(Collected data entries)
-------

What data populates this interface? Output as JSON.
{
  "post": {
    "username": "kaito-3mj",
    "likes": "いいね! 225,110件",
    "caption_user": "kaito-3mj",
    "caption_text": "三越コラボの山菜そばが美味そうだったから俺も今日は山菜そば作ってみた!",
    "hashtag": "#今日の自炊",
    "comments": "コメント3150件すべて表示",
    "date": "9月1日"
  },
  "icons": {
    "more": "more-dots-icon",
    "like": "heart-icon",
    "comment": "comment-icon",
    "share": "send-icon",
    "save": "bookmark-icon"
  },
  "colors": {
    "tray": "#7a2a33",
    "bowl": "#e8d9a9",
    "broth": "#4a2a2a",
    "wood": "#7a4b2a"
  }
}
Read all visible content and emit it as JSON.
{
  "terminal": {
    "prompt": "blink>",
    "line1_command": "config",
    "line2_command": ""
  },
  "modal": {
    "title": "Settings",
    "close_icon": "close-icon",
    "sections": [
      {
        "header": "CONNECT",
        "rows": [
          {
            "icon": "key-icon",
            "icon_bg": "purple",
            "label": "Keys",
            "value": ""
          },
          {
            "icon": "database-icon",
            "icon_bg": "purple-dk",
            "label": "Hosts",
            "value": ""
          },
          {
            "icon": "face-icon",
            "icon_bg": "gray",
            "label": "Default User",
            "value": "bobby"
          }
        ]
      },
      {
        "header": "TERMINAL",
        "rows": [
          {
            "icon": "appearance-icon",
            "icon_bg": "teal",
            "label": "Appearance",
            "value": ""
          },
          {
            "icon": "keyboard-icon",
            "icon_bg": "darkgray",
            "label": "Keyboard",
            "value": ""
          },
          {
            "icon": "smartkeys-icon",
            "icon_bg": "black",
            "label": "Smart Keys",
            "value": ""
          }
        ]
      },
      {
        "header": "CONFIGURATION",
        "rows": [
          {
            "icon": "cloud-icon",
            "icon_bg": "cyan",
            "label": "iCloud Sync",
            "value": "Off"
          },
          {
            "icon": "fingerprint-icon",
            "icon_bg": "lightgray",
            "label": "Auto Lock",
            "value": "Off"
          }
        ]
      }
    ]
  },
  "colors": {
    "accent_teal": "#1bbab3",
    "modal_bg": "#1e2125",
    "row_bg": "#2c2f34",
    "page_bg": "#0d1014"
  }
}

-------

### [WRITTEN PROBLEM]
Recopy the whole listing exactly.

### [SOLUTION TO THIS TASK]
What data populates this interface? Output as JSON.
{
  "post": {
    "username": "kaito-3mj",
    "likes": "いいね! 225,110件",
    "caption_user": "kaito-3mj",
    "caption_text": "三越コラボの山菜そばが美味そうだったから俺も今日は山菜そば作ってみた!",
    "hashtag": "#今日の自炊",
    "comments": "コメント3150件すべて表示",
    "date": "9月1日"
  },
  "icons": {
    "more": "more-dots-icon",
    "like": "heart-icon",
    "comment": "comment-icon",
    "share": "send-icon",
    "save": "bookmark-icon"
  },
  "colors": {
    "tray": "#7a2a33",
    "bowl": "#e8d9a9",
    "broth": "#4a2a2a",
    "wood": "#7a4b2a"
  }
}
Read all visible content and emit it as JSON.
{
  "terminal": {
    "prompt": "blink>",
    "line1_command": "config",
    "line2_command": ""
  },
  "modal": {
    "title": "Settings",
    "close_icon": "close-icon",
    "sections": [
      {
        "header": "CONNECT",
        "rows": [
          {
            "icon": "key-icon",
            "icon_bg": "purple",
            "label": "Keys",
            "value": ""
          },
          {
            "icon": "database-icon",
            "icon_bg": "purple-dk",
            "label": "Hosts",
            "value": ""
          },
          {
            "icon": "face-icon",
            "icon_bg": "gray",
            "label": "Default User",
            "value": "bobby"
          }
        ]
      },
      {
        "header": "TERMINAL",
        "rows": [
          {
            "icon": "appearance-icon",
            "icon_bg": "teal",
            "label": "Appearance",
            "value": ""
          },
          {
            "icon": "keyboard-icon",
            "icon_bg": "darkgray",
            "label": "Keyboard",
            "value": ""
          },
          {
            "icon": "smartkeys-icon",
            "icon_bg": "black",
            "label": "Smart Keys",
            "value": ""
          }
        ]
      },
      {
        "header": "CONFIGURATION",
        "rows": [
          {
            "icon": "cloud-icon",
            "icon_bg": "cyan",
            "label": "iCloud Sync",
            "value": "Off"
          },
          {
            "icon": "fingerprint-icon",
            "icon_bg": "lightgray",
            "label": "Auto Lock",
            "value": "Off"
          }
        ]
      }
    ]
  },
  "colors": {
    "accent_teal": "#1bbab3",
    "modal_bg": "#1e2125",
    "row_bg": "#2c2f34",
    "page_bg": "#0d1014"
  }
}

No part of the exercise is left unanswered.